— start of Exercise data —
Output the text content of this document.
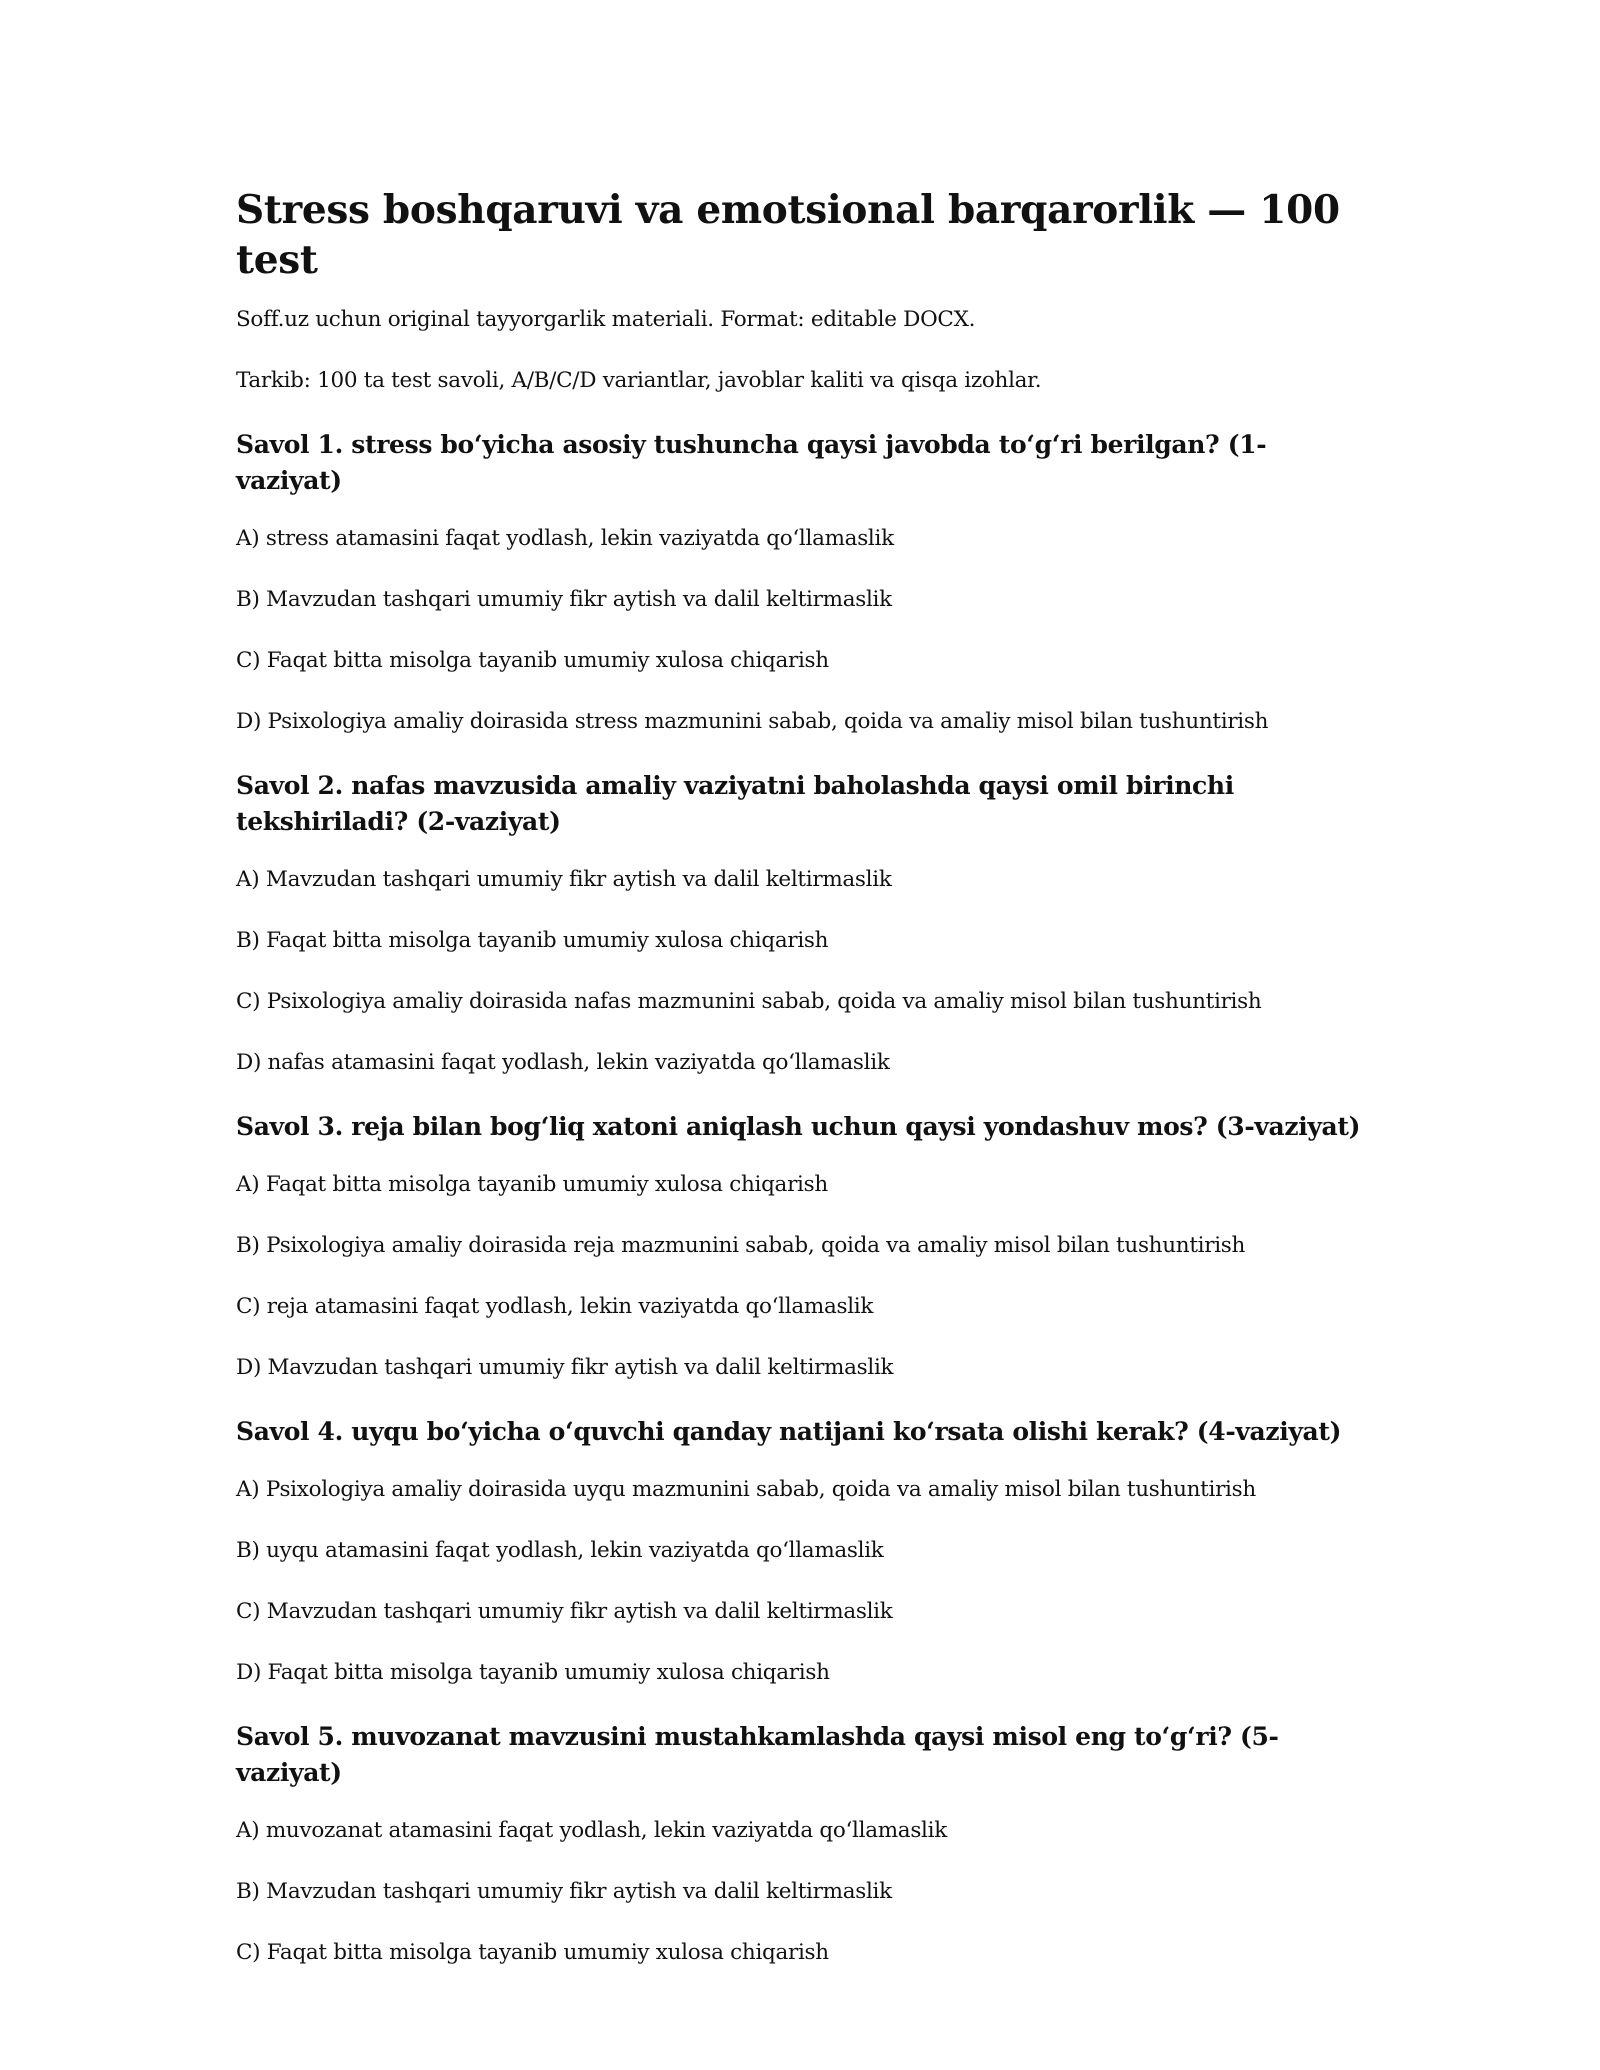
Stress boshqaruvi va emotsional barqarorlik — 100 test

Soff.uz uchun original tayyorgarlik materiali. Format: editable DOCX.

Tarkib: 100 ta test savoli, A/B/C/D variantlar, javoblar kaliti va qisqa izohlar.

Savol 1. stress bo‘yicha asosiy tushuncha qaysi javobda to‘g‘ri berilgan? (1-vaziyat)

A) stress atamasini faqat yodlash, lekin vaziyatda qo‘llamaslik

B) Mavzudan tashqari umumiy fikr aytish va dalil keltirmaslik

C) Faqat bitta misolga tayanib umumiy xulosa chiqarish

D) Psixologiya amaliy doirasida stress mazmunini sabab, qoida va amaliy misol bilan tushuntirish

Savol 2. nafas mavzusida amaliy vaziyatni baholashda qaysi omil birinchi tekshiriladi? (2-vaziyat)

A) Mavzudan tashqari umumiy fikr aytish va dalil keltirmaslik

B) Faqat bitta misolga tayanib umumiy xulosa chiqarish

C) Psixologiya amaliy doirasida nafas mazmunini sabab, qoida va amaliy misol bilan tushuntirish

D) nafas atamasini faqat yodlash, lekin vaziyatda qo‘llamaslik

Savol 3. reja bilan bog‘liq xatoni aniqlash uchun qaysi yondashuv mos? (3-vaziyat)

A) Faqat bitta misolga tayanib umumiy xulosa chiqarish

B) Psixologiya amaliy doirasida reja mazmunini sabab, qoida va amaliy misol bilan tushuntirish

C) reja atamasini faqat yodlash, lekin vaziyatda qo‘llamaslik

D) Mavzudan tashqari umumiy fikr aytish va dalil keltirmaslik

Savol 4. uyqu bo‘yicha o‘quvchi qanday natijani ko‘rsata olishi kerak? (4-vaziyat)

A) Psixologiya amaliy doirasida uyqu mazmunini sabab, qoida va amaliy misol bilan tushuntirish

B) uyqu atamasini faqat yodlash, lekin vaziyatda qo‘llamaslik

C) Mavzudan tashqari umumiy fikr aytish va dalil keltirmaslik

D) Faqat bitta misolga tayanib umumiy xulosa chiqarish

Savol 5. muvozanat mavzusini mustahkamlashda qaysi misol eng to‘g‘ri? (5-vaziyat)

A) muvozanat atamasini faqat yodlash, lekin vaziyatda qo‘llamaslik

B) Mavzudan tashqari umumiy fikr aytish va dalil keltirmaslik

C) Faqat bitta misolga tayanib umumiy xulosa chiqarish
— end of Exercise data —
Working from the lines above, reproduce the material exactly and exclude its pictures.

> _Result below_
Output the text content of this document.
Stress boshqaruvi va emotsional barqarorlik — 100 test

Soff.uz uchun original tayyorgarlik materiali. Format: editable DOCX.

Tarkib: 100 ta test savoli, A/B/C/D variantlar, javoblar kaliti va qisqa izohlar.

Savol 1. stress bo‘yicha asosiy tushuncha qaysi javobda to‘g‘ri berilgan? (1-vaziyat)

A) stress atamasini faqat yodlash, lekin vaziyatda qo‘llamaslik

B) Mavzudan tashqari umumiy fikr aytish va dalil keltirmaslik

C) Faqat bitta misolga tayanib umumiy xulosa chiqarish

D) Psixologiya amaliy doirasida stress mazmunini sabab, qoida va amaliy misol bilan tushuntirish

Savol 2. nafas mavzusida amaliy vaziyatni baholashda qaysi omil birinchi tekshiriladi? (2-vaziyat)

A) Mavzudan tashqari umumiy fikr aytish va dalil keltirmaslik

B) Faqat bitta misolga tayanib umumiy xulosa chiqarish

C) Psixologiya amaliy doirasida nafas mazmunini sabab, qoida va amaliy misol bilan tushuntirish

D) nafas atamasini faqat yodlash, lekin vaziyatda qo‘llamaslik

Savol 3. reja bilan bog‘liq xatoni aniqlash uchun qaysi yondashuv mos? (3-vaziyat)

A) Faqat bitta misolga tayanib umumiy xulosa chiqarish

B) Psixologiya amaliy doirasida reja mazmunini sabab, qoida va amaliy misol bilan tushuntirish

C) reja atamasini faqat yodlash, lekin vaziyatda qo‘llamaslik

D) Mavzudan tashqari umumiy fikr aytish va dalil keltirmaslik

Savol 4. uyqu bo‘yicha o‘quvchi qanday natijani ko‘rsata olishi kerak? (4-vaziyat)

A) Psixologiya amaliy doirasida uyqu mazmunini sabab, qoida va amaliy misol bilan tushuntirish

B) uyqu atamasini faqat yodlash, lekin vaziyatda qo‘llamaslik

C) Mavzudan tashqari umumiy fikr aytish va dalil keltirmaslik

D) Faqat bitta misolga tayanib umumiy xulosa chiqarish

Savol 5. muvozanat mavzusini mustahkamlashda qaysi misol eng to‘g‘ri? (5-vaziyat)

A) muvozanat atamasini faqat yodlash, lekin vaziyatda qo‘llamaslik

B) Mavzudan tashqari umumiy fikr aytish va dalil keltirmaslik

C) Faqat bitta misolga tayanib umumiy xulosa chiqarish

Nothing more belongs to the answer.